⟨
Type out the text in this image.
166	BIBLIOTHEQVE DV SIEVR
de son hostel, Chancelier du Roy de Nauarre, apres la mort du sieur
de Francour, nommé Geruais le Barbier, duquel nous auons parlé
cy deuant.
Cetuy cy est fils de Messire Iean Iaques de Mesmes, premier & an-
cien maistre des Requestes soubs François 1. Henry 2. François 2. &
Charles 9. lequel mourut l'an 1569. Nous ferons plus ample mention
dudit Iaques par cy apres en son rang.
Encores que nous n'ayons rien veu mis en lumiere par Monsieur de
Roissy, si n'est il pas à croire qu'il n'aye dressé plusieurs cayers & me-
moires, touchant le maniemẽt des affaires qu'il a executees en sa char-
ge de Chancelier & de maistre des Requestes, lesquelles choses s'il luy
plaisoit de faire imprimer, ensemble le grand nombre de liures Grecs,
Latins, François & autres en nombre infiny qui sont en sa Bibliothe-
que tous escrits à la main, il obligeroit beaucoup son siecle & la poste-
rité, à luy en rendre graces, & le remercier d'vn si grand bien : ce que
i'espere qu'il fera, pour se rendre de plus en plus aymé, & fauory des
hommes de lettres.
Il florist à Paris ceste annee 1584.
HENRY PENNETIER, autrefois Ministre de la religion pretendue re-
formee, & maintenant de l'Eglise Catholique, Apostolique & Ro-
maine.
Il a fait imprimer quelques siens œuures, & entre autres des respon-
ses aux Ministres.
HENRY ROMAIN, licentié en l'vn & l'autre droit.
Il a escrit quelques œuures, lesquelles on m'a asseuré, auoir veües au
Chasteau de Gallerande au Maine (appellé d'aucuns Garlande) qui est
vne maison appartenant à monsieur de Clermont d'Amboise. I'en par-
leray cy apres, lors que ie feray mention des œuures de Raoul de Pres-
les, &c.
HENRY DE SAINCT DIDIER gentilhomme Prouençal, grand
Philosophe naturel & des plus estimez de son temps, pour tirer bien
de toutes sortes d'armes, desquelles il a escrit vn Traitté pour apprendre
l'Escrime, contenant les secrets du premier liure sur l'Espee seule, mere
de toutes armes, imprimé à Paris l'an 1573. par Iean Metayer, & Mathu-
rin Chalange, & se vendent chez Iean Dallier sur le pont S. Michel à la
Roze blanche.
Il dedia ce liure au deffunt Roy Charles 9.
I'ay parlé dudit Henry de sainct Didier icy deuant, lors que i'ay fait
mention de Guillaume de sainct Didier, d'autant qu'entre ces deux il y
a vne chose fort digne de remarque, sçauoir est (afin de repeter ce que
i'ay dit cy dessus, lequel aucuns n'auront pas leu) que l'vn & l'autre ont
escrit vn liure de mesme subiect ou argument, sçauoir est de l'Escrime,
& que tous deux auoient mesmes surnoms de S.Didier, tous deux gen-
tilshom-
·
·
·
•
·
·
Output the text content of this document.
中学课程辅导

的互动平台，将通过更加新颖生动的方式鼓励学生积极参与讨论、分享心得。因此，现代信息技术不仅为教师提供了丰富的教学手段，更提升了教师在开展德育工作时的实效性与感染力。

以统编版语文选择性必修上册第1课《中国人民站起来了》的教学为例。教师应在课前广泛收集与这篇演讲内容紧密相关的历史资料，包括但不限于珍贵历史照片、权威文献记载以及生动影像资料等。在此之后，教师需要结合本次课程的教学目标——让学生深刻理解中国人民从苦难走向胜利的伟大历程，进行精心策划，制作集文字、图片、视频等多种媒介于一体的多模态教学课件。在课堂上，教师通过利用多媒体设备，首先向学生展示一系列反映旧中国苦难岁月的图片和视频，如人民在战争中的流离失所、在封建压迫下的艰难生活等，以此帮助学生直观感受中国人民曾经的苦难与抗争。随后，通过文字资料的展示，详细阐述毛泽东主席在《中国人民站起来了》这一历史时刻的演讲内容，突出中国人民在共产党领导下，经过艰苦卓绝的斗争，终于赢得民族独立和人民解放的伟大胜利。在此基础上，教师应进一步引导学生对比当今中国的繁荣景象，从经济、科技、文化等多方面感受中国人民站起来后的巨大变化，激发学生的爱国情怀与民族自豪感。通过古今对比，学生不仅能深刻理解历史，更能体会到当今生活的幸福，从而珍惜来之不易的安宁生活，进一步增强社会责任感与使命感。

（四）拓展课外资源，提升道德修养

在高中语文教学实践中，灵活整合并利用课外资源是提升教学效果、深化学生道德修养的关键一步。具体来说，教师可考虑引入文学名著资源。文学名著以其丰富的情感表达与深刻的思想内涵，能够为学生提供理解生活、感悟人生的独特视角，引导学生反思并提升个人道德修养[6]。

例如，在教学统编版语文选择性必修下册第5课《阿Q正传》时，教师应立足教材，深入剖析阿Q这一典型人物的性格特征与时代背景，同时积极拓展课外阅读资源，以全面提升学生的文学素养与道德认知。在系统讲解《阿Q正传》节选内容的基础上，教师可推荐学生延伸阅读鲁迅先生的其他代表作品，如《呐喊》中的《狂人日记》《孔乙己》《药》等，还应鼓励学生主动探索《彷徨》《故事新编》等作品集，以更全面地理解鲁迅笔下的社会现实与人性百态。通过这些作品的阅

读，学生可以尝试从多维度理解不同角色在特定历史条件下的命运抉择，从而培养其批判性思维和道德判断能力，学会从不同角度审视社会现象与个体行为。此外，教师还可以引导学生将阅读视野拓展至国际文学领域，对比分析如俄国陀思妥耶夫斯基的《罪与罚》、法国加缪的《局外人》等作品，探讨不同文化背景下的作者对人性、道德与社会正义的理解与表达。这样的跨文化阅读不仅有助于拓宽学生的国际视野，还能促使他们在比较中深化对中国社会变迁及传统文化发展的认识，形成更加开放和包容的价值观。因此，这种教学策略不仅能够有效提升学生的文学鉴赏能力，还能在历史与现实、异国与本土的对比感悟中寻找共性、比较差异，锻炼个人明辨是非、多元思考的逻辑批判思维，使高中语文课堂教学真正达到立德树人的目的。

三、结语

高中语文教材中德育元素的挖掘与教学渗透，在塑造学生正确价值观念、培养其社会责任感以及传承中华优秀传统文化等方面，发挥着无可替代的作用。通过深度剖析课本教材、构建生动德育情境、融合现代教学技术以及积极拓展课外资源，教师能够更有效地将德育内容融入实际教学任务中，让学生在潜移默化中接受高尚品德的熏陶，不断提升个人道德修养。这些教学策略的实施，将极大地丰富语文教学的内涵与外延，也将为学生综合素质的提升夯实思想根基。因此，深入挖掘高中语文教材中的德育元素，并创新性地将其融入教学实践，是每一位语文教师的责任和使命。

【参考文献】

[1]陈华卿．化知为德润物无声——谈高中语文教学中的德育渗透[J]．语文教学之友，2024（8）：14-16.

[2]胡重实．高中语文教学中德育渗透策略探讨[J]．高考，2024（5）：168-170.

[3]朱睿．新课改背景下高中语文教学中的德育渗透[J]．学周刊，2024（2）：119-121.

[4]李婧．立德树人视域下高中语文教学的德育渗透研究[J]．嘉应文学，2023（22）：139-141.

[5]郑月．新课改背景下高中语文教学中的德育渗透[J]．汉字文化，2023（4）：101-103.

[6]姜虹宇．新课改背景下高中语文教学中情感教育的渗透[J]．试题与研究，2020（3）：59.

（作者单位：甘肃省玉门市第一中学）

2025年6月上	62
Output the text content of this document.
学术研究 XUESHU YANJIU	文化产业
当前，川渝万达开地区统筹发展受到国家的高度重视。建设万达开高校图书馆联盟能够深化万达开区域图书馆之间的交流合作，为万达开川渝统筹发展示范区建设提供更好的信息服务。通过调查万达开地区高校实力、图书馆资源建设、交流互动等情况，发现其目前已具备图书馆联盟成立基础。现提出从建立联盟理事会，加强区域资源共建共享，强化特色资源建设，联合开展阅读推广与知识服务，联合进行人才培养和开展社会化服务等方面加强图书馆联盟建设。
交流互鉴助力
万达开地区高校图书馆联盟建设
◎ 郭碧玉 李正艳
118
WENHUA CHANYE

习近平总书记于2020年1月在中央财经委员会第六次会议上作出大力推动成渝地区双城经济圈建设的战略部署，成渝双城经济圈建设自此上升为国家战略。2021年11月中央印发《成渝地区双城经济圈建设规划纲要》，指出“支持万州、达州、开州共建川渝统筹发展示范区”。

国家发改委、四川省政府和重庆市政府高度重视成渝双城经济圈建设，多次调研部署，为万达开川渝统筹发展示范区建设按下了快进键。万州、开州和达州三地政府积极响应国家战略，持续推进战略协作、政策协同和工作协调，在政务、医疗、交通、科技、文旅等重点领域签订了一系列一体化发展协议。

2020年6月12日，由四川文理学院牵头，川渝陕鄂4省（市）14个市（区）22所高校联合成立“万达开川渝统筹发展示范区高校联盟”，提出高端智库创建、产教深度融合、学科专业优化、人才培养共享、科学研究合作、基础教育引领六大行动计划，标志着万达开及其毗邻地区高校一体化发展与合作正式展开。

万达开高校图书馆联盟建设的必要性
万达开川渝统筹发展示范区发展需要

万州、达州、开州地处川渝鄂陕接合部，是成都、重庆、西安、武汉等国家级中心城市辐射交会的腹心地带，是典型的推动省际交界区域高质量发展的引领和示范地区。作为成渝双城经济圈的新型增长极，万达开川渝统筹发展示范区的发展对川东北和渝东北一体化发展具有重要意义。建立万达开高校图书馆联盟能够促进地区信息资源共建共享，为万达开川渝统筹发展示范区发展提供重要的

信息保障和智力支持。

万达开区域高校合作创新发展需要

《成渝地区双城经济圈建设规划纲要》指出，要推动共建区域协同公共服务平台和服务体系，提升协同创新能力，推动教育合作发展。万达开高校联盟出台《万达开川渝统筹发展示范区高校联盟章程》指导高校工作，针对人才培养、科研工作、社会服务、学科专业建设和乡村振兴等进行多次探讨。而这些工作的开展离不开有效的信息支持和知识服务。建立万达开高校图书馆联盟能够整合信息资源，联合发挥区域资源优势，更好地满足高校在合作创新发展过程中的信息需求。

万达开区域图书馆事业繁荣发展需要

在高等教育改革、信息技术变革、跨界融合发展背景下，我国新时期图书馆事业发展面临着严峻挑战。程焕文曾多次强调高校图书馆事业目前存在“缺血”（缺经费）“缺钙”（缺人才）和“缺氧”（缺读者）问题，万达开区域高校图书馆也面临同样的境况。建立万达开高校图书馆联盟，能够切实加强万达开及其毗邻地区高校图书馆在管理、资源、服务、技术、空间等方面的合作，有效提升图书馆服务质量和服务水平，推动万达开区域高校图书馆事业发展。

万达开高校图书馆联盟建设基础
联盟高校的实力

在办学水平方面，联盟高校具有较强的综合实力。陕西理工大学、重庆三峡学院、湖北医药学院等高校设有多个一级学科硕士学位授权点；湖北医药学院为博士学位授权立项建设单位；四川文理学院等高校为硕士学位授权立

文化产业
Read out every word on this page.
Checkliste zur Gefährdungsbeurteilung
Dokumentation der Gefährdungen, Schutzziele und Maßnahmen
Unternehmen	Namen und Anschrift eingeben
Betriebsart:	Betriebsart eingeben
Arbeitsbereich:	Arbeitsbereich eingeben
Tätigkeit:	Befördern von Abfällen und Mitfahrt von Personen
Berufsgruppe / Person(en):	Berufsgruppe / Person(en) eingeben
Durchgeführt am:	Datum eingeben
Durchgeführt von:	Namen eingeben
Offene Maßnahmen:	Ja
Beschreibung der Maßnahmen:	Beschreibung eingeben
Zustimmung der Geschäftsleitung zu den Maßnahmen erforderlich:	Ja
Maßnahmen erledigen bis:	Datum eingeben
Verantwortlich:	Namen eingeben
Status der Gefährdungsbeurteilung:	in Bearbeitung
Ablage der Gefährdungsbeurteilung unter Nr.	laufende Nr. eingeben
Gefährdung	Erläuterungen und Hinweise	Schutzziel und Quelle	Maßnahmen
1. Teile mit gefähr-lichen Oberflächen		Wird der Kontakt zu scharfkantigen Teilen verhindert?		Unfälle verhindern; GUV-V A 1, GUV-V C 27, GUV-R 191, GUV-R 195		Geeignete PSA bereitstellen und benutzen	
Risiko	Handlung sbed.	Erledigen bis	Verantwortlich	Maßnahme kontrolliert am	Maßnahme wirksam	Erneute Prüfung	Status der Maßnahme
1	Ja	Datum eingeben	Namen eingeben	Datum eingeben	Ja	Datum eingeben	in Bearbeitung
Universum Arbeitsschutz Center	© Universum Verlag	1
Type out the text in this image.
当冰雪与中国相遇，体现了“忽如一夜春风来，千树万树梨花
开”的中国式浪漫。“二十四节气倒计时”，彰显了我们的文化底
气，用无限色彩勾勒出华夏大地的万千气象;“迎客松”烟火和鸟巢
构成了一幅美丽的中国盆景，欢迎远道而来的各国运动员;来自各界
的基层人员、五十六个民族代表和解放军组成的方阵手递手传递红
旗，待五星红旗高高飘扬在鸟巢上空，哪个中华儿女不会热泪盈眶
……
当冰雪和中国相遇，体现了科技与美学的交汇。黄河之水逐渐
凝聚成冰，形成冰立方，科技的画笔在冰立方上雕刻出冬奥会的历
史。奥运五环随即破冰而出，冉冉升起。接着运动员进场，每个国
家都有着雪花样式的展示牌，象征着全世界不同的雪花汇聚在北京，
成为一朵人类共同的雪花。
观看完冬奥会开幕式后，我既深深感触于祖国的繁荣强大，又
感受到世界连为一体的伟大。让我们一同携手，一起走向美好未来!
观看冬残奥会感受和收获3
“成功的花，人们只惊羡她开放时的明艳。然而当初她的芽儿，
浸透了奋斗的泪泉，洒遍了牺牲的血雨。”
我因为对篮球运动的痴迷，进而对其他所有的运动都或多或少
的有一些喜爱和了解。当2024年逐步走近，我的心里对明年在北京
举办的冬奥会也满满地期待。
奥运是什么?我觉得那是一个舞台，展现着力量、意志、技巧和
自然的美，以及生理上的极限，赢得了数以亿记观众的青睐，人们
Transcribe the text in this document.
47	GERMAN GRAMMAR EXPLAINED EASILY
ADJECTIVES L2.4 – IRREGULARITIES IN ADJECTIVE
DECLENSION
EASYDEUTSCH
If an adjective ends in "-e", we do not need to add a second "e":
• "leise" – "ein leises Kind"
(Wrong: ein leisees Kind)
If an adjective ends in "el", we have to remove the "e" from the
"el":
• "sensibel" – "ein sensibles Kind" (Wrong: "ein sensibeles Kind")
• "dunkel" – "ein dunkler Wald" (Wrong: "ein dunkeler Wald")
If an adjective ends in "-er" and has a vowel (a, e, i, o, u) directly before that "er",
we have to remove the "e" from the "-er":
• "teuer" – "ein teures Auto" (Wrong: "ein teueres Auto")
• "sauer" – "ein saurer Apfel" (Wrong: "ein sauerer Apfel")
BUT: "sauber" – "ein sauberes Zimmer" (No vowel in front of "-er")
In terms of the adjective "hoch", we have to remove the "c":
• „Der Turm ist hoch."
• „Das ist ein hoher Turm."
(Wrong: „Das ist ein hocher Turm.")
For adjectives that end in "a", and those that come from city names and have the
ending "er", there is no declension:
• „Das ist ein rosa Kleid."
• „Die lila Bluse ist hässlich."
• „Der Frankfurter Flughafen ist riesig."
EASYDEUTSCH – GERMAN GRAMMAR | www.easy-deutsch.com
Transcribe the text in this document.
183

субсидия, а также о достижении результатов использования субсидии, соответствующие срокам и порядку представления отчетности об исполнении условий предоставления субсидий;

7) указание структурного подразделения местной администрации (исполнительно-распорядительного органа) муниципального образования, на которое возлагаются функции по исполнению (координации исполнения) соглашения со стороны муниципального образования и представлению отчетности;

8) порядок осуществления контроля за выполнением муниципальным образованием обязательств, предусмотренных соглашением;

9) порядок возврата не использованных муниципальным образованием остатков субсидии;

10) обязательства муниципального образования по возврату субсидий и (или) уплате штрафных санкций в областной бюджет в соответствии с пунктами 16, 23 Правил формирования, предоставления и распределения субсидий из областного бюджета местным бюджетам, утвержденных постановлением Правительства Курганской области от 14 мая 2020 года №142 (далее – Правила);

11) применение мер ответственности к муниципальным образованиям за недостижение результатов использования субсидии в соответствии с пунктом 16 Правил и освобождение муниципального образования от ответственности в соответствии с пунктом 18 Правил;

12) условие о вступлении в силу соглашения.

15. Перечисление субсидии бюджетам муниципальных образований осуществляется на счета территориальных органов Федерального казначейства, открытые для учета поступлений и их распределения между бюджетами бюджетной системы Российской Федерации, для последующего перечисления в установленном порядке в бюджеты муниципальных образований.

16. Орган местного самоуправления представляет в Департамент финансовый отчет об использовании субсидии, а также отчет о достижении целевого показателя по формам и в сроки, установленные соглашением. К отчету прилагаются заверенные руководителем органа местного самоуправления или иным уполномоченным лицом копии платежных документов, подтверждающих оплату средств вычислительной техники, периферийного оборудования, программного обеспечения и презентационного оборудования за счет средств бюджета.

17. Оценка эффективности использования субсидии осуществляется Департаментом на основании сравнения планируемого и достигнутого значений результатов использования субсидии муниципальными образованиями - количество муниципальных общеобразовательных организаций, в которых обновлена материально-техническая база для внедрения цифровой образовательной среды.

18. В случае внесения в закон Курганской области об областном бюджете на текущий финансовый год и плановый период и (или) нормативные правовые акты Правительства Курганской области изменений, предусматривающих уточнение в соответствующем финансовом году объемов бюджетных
⟩
» **WHAT IS ASKED**: Copy all lines from the material that contain "新课改背景下高中语文教学中的德育渗透".

» **RESULT BELOW**:
[3]朱睿．新课改背景下高中语文教学中的德育渗透[J]．学周刊，2024（2）：119-121.
[5]郑月．新课改背景下高中语文教学中的德育渗透[J]．汉字文化，2023（4）：101-103.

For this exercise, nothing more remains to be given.